*Exercise objective:* Leave out the pictures and copy each record below exactly.

Stored data
====================
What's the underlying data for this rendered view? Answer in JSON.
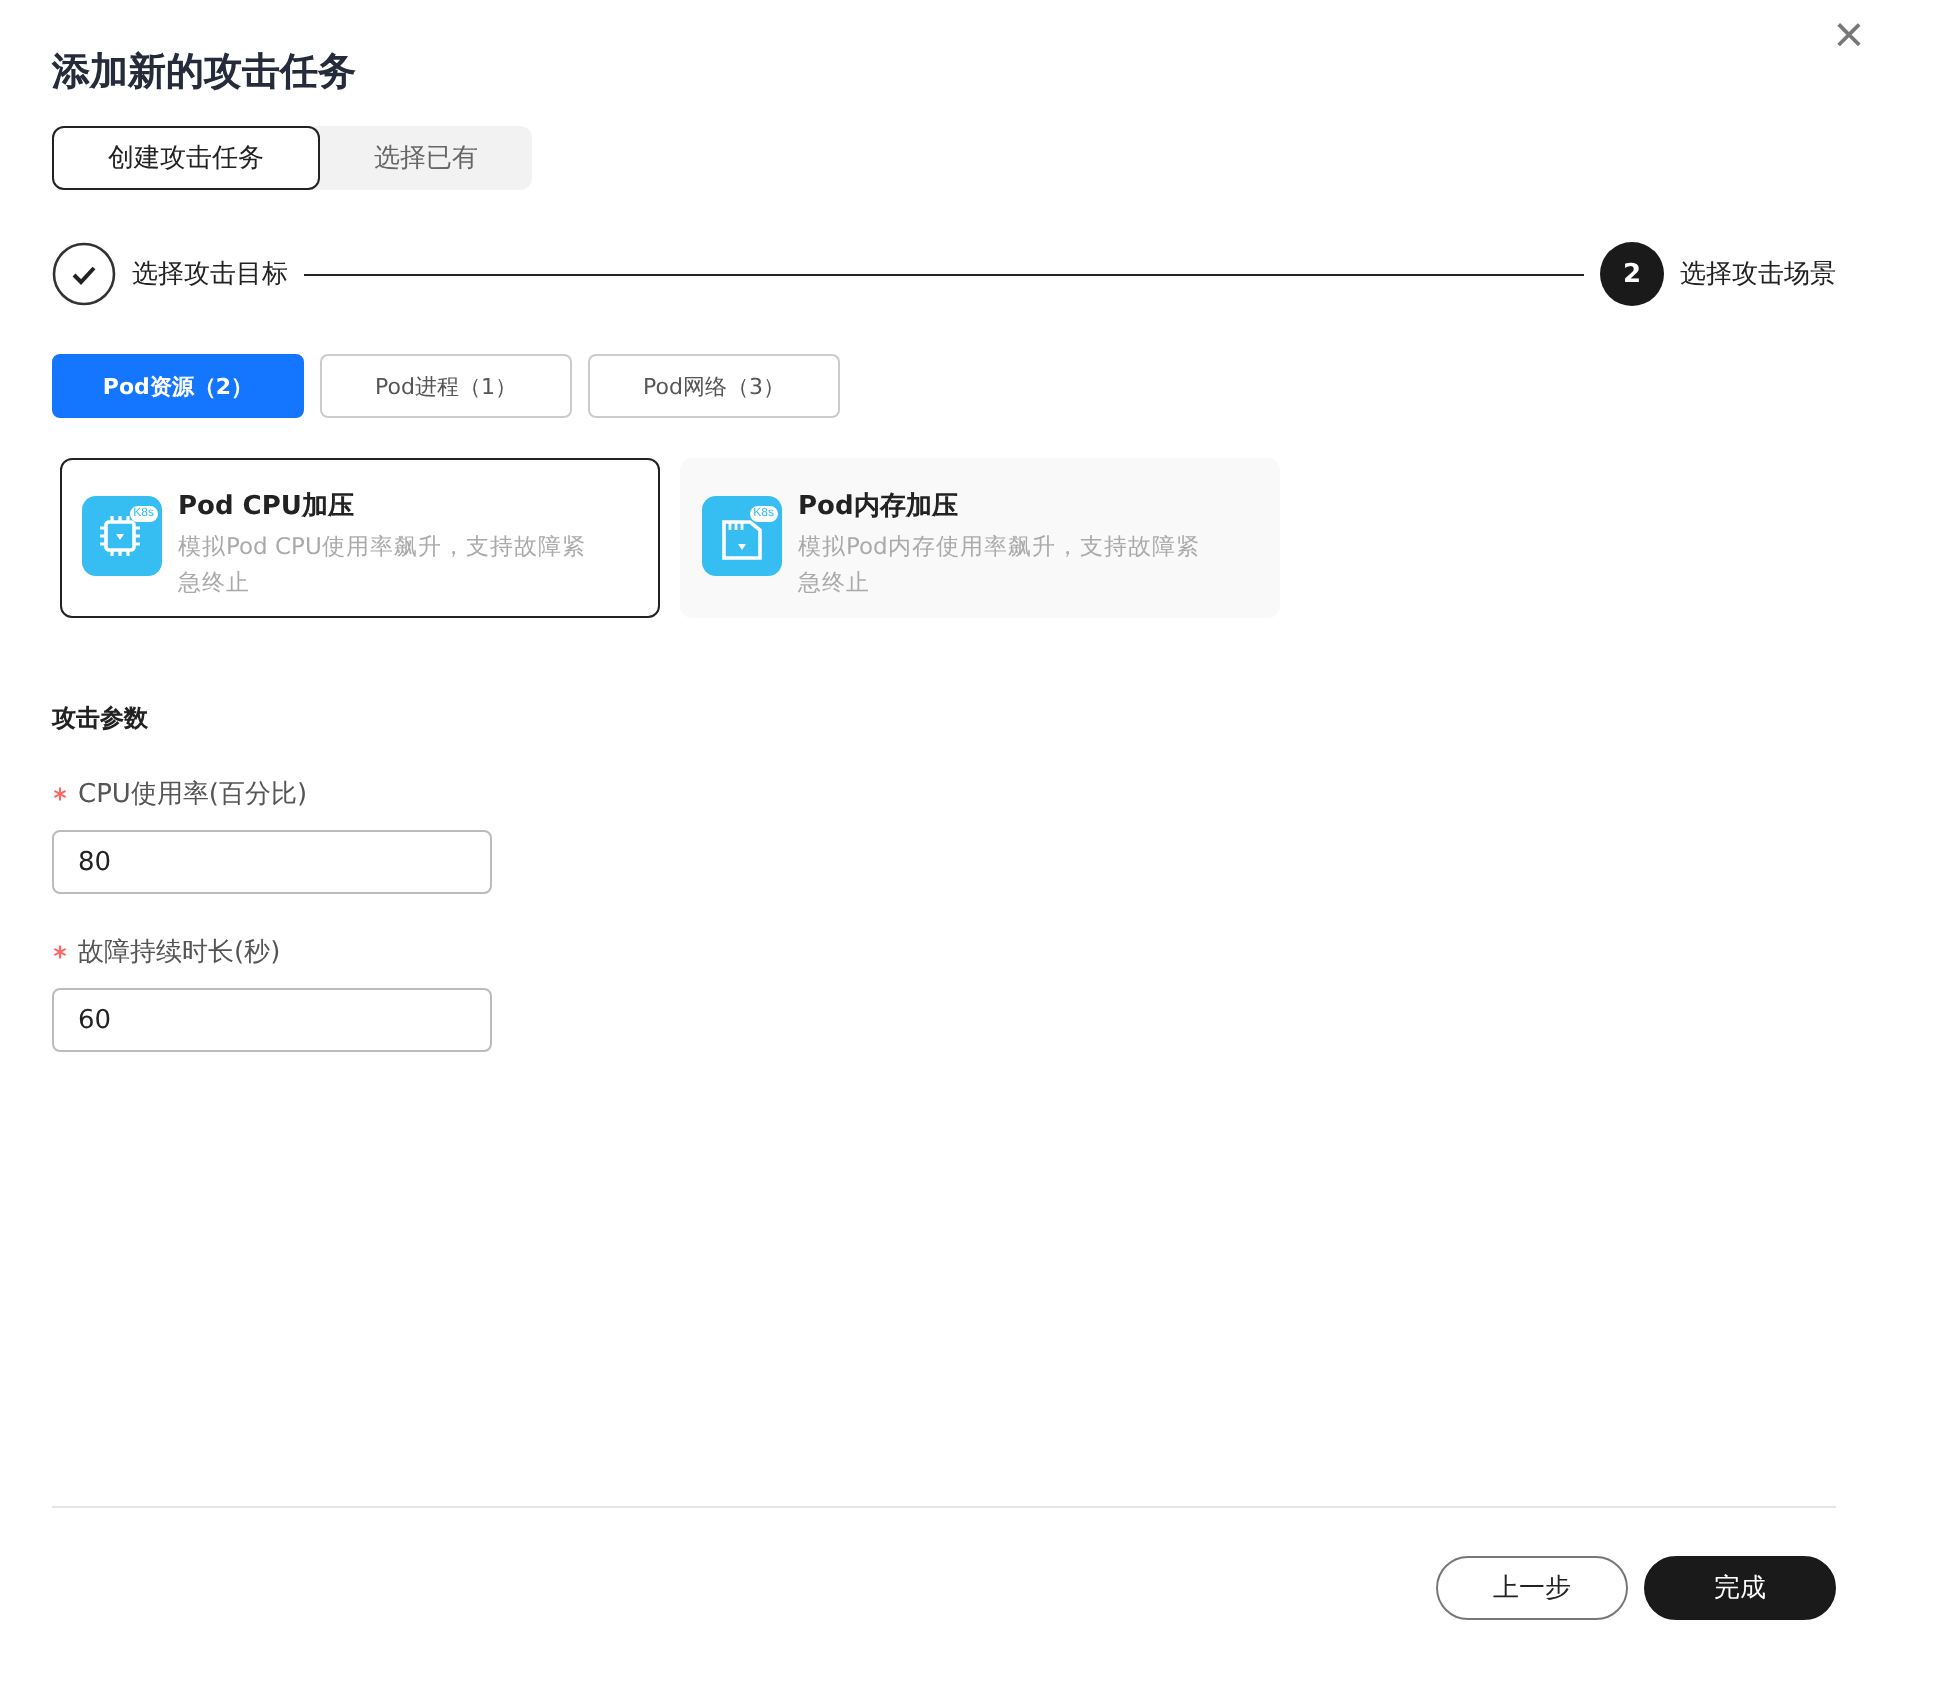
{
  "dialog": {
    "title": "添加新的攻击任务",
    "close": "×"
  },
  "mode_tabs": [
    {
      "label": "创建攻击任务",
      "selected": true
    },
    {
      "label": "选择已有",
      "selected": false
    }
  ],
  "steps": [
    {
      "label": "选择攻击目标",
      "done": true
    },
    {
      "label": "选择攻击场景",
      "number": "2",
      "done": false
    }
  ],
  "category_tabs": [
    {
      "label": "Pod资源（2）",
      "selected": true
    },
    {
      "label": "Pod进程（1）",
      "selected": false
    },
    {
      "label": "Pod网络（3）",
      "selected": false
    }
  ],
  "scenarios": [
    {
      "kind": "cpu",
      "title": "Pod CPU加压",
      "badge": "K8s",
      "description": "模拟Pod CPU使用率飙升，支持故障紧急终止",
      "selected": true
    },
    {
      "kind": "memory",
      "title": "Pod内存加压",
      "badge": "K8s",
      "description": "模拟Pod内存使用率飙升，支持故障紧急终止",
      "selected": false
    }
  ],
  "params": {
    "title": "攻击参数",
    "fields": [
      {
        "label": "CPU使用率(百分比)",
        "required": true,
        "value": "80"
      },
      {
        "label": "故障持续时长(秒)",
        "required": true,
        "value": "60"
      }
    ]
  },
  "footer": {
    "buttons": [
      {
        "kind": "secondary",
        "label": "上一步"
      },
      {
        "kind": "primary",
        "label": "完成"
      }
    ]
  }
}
====================
*Final result:*
What's the underlying data for this rendered view? Answer in JSON.
{
  "dialog": {
    "title": "添加新的攻击任务",
    "close": "×"
  },
  "mode_tabs": [
    {
      "label": "创建攻击任务",
      "selected": true
    },
    {
      "label": "选择已有",
      "selected": false
    }
  ],
  "steps": [
    {
      "label": "选择攻击目标",
      "done": true
    },
    {
      "label": "选择攻击场景",
      "number": "2",
      "done": false
    }
  ],
  "category_tabs": [
    {
      "label": "Pod资源（2）",
      "selected": true
    },
    {
      "label": "Pod进程（1）",
      "selected": false
    },
    {
      "label": "Pod网络（3）",
      "selected": false
    }
  ],
  "scenarios": [
    {
      "kind": "cpu",
      "title": "Pod CPU加压",
      "badge": "K8s",
      "description": "模拟Pod CPU使用率飙升，支持故障紧急终止",
      "selected": true
    },
    {
      "kind": "memory",
      "title": "Pod内存加压",
      "badge": "K8s",
      "description": "模拟Pod内存使用率飙升，支持故障紧急终止",
      "selected": false
    }
  ],
  "params": {
    "title": "攻击参数",
    "fields": [
      {
        "label": "CPU使用率(百分比)",
        "required": true,
        "value": "80"
      },
      {
        "label": "故障持续时长(秒)",
        "required": true,
        "value": "60"
      }
    ]
  },
  "footer": {
    "buttons": [
      {
        "kind": "secondary",
        "label": "上一步"
      },
      {
        "kind": "primary",
        "label": "完成"
      }
    ]
  }
}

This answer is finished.